Task to complete: Take each line that has the word "period" and return it.

Material for the task:
★ ★ ★

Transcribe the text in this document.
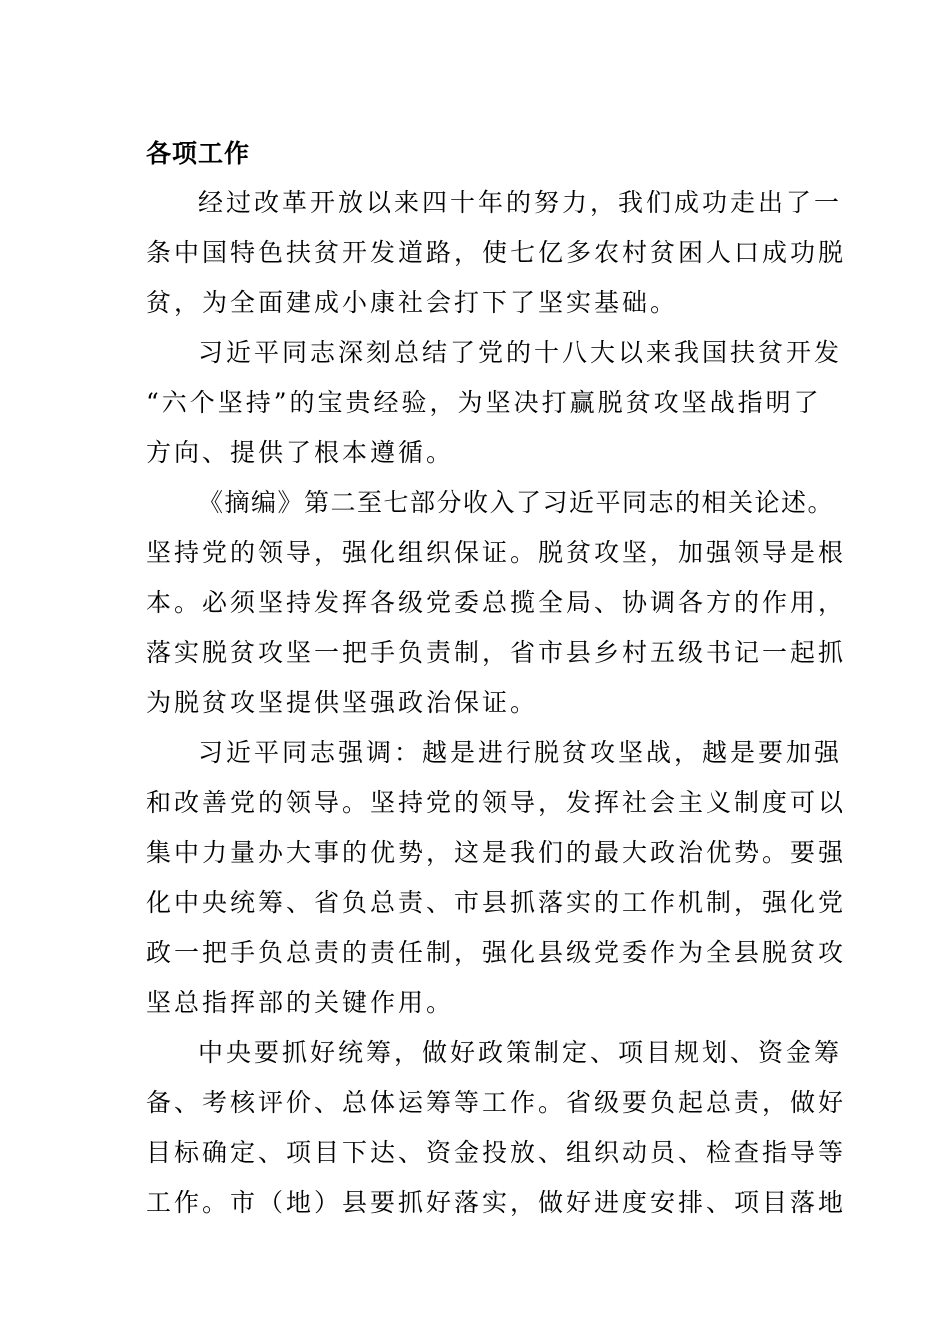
各项工作
经过改革开放以来四十年的努力，我们成功走出了一
条中国特色扶贫开发道路，使七亿多农村贫困人口成功脱
贫，为全面建成小康社会打下了坚实基础。
习近平同志深刻总结了党的十八大以来我国扶贫开发
“六个坚持”的宝贵经验，为坚决打赢脱贫攻坚战指明了
方向、提供了根本遵循。
《摘编》第二至七部分收入了习近平同志的相关论述。
坚持党的领导，强化组织保证。脱贫攻坚，加强领导是根
本。必须坚持发挥各级党委总揽全局、协调各方的作用，
落实脱贫攻坚一把手负责制，省市县乡村五级书记一起抓
为脱贫攻坚提供坚强政治保证。
习近平同志强调：越是进行脱贫攻坚战，越是要加强
和改善党的领导。坚持党的领导，发挥社会主义制度可以
集中力量办大事的优势，这是我们的最大政治优势。要强
化中央统筹、省负总责、市县抓落实的工作机制，强化党
政一把手负总责的责任制，强化县级党委作为全县脱贫攻
坚总指挥部的关键作用。
中央要抓好统筹，做好政策制定、项目规划、资金筹
备、考核评价、总体运筹等工作。省级要负起总责，做好
目标确定、项目下达、资金投放、组织动员、检查指导等
工作。市（地）县要抓好落实，做好进度安排、项目落地
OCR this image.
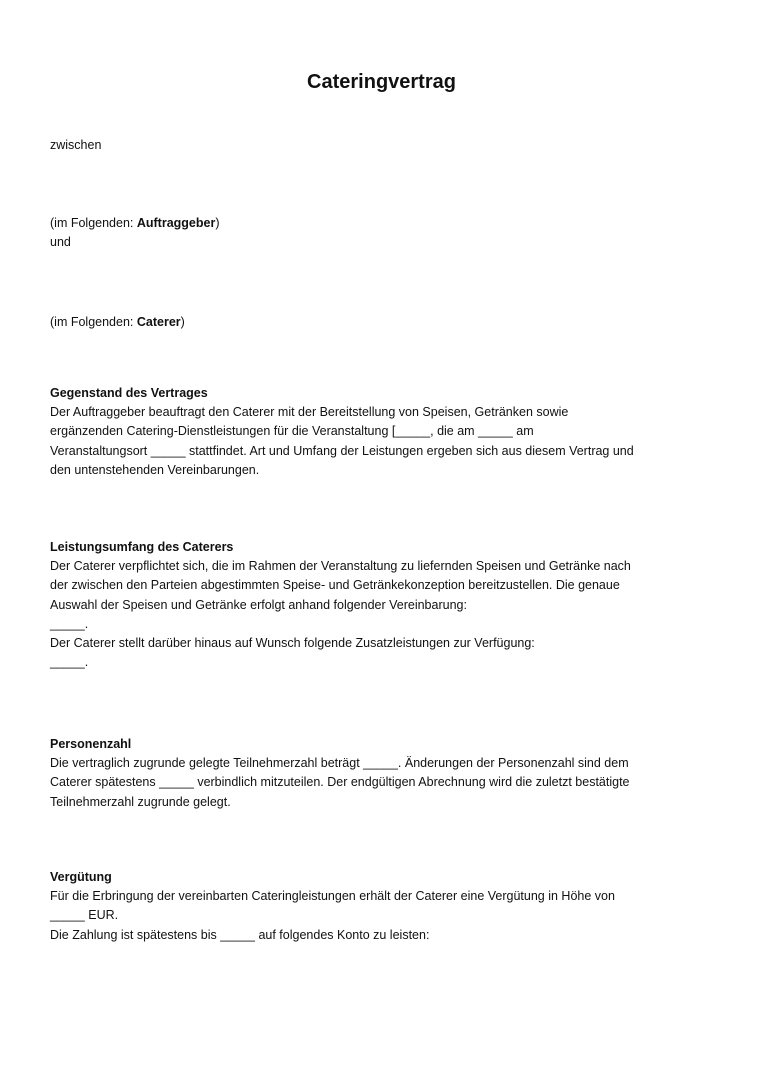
Cateringvertrag
zwischen
(im Folgenden: Auftraggeber)
und
(im Folgenden: Caterer)
Gegenstand des Vertrages
Der Auftraggeber beauftragt den Caterer mit der Bereitstellung von Speisen, Getränken sowie
ergänzenden Catering-Dienstleistungen für die Veranstaltung [_____, die am _____ am
Veranstaltungsort _____ stattfindet. Art und Umfang der Leistungen ergeben sich aus diesem Vertrag und
den untenstehenden Vereinbarungen.
Leistungsumfang des Caterers
Der Caterer verpflichtet sich, die im Rahmen der Veranstaltung zu liefernden Speisen und Getränke nach
der zwischen den Parteien abgestimmten Speise- und Getränkekonzeption bereitzustellen. Die genaue
Auswahl der Speisen und Getränke erfolgt anhand folgender Vereinbarung:
_____.
Der Caterer stellt darüber hinaus auf Wunsch folgende Zusatzleistungen zur Verfügung:
_____.
Personenzahl
Die vertraglich zugrunde gelegte Teilnehmerzahl beträgt _____. Änderungen der Personenzahl sind dem
Caterer spätestens _____ verbindlich mitzuteilen. Der endgültigen Abrechnung wird die zuletzt bestätigte
Teilnehmerzahl zugrunde gelegt.
Vergütung
Für die Erbringung der vereinbarten Cateringleistungen erhält der Caterer eine Vergütung in Höhe von
_____ EUR.
Die Zahlung ist spätestens bis _____ auf folgendes Konto zu leisten:
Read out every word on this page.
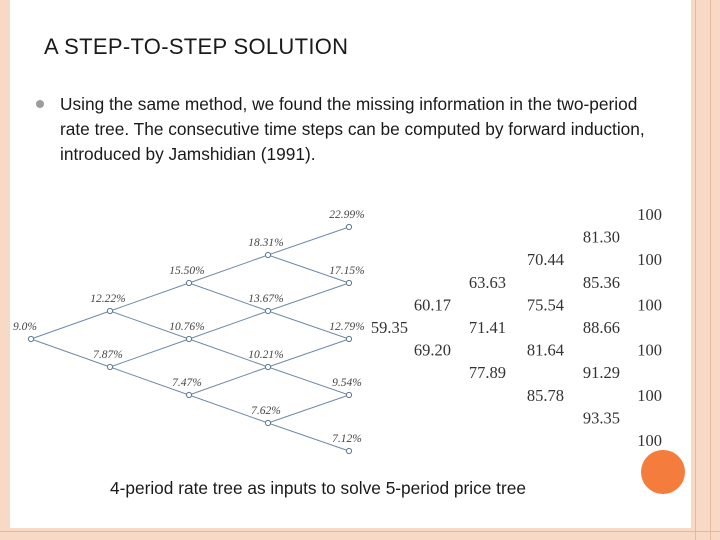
A STEP-TO-STEP SOLUTION
Using the same method, we found the missing information in the two-period rate tree. The consecutive time steps can be computed by forward induction, introduced by Jamshidian (1991).
9.0%
12.22%
7.87%
15.50%
10.76%
7.47%
18.31%
13.67%
10.21%
7.62%
22.99%
17.15%
12.79%
9.54%
7.12%
59.35
60.17
69.20
63.63
71.41
77.89
70.44
75.54
81.64
85.78
81.30
85.36
88.66
91.29
93.35
100
100
100
100
100
100
4-period rate tree as inputs to solve 5-period price tree
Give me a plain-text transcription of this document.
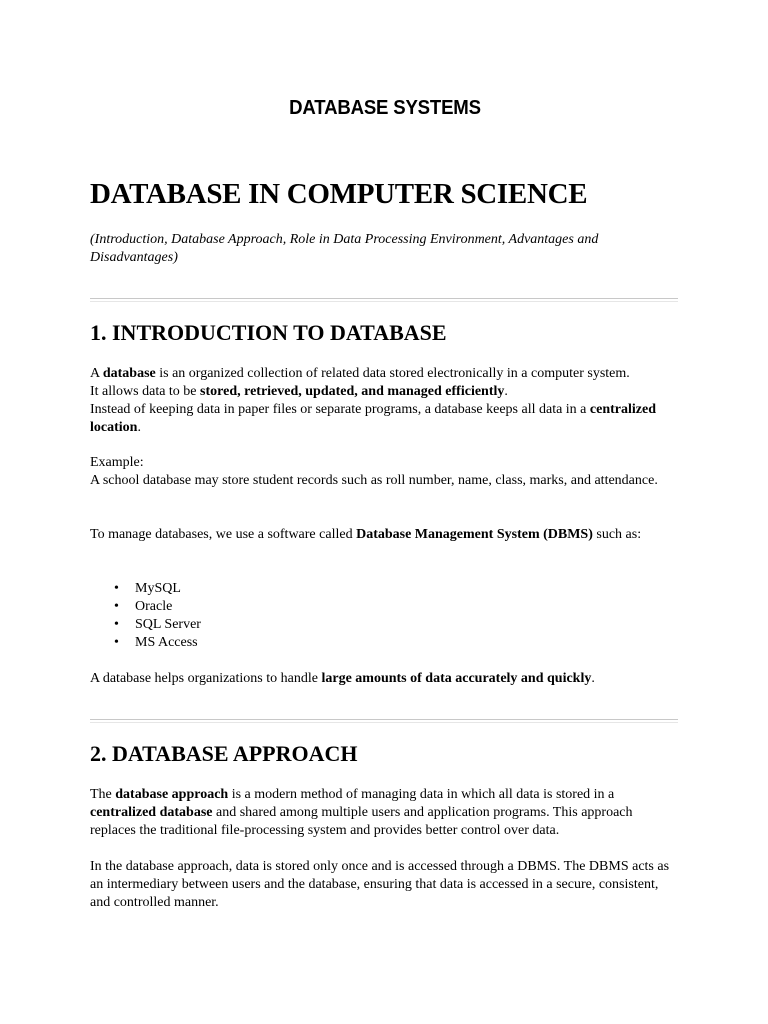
DATABASE SYSTEMS
DATABASE IN COMPUTER SCIENCE
(Introduction, Database Approach, Role in Data Processing Environment, Advantages and Disadvantages)
1. INTRODUCTION TO DATABASE
A database is an organized collection of related data stored electronically in a computer system.
It allows data to be stored, retrieved, updated, and managed efficiently.
Instead of keeping data in paper files or separate programs, a database keeps all data in a centralized location.
Example:
A school database may store student records such as roll number, name, class, marks, and attendance.
To manage databases, we use a software called Database Management System (DBMS) such as:
• MySQL
• Oracle
• SQL Server
• MS Access
A database helps organizations to handle large amounts of data accurately and quickly.
2. DATABASE APPROACH
The database approach is a modern method of managing data in which all data is stored in a centralized database and shared among multiple users and application programs. This approach replaces the traditional file-processing system and provides better control over data.
In the database approach, data is stored only once and is accessed through a DBMS. The DBMS acts as an intermediary between users and the database, ensuring that data is accessed in a secure, consistent, and controlled manner.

★ ★ ★

Exercise result:
Using the same method, we found the missing information in the two-period rate tree. The consecutive time steps can be computed by forward induction, introduced by Jamshidian (1991).
4-period rate tree as inputs to solve 5-period price tree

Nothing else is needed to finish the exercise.